> **SHORT PROBLEM**: Below are the records; locate each line with the word "clients" and copy it.

(Dataset rows about figures)
----

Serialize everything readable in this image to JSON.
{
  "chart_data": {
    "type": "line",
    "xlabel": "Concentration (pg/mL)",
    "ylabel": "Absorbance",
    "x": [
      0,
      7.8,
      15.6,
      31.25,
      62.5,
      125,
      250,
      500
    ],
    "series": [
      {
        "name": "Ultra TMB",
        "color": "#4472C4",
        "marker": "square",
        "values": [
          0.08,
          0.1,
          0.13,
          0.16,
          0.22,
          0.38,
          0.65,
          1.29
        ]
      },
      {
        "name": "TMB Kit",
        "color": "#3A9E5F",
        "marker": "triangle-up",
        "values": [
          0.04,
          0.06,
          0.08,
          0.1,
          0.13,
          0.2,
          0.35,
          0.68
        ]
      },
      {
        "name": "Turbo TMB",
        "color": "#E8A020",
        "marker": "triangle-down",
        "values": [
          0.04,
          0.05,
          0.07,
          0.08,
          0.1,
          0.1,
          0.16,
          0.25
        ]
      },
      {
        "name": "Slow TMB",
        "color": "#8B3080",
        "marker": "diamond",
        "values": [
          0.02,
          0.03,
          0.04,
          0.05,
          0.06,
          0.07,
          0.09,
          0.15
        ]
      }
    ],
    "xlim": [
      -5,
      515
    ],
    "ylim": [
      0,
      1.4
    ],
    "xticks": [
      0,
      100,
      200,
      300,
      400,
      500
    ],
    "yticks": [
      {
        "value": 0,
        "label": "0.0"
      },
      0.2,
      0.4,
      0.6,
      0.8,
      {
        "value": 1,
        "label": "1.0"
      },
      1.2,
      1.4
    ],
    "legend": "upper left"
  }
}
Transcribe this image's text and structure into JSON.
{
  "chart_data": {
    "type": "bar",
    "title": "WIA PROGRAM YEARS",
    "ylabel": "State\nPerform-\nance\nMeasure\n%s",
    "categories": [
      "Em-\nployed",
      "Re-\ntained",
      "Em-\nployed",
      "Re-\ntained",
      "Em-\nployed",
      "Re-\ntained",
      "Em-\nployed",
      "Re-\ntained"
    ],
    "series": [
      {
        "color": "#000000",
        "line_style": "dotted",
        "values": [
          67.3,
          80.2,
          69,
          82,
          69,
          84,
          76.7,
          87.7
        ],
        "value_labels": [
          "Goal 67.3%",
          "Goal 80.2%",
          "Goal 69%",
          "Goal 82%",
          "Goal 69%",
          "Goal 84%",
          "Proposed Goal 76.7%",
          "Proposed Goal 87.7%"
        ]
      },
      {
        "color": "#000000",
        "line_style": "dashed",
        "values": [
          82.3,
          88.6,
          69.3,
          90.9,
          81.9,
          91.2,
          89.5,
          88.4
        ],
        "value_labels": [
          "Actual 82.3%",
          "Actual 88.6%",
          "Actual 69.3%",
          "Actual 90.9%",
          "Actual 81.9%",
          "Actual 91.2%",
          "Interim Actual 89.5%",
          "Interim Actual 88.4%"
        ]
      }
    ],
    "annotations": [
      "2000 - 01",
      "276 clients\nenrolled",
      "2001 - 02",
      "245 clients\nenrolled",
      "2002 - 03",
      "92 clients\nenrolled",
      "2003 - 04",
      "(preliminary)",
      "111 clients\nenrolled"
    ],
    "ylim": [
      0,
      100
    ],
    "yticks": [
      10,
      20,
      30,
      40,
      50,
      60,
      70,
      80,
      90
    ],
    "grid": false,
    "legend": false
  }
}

----

> **RESULT FOR THIS EXERCISE**:
      "276 clients\nenrolled",
      "245 clients\nenrolled",
      "92 clients\nenrolled",
      "111 clients\nenrolled"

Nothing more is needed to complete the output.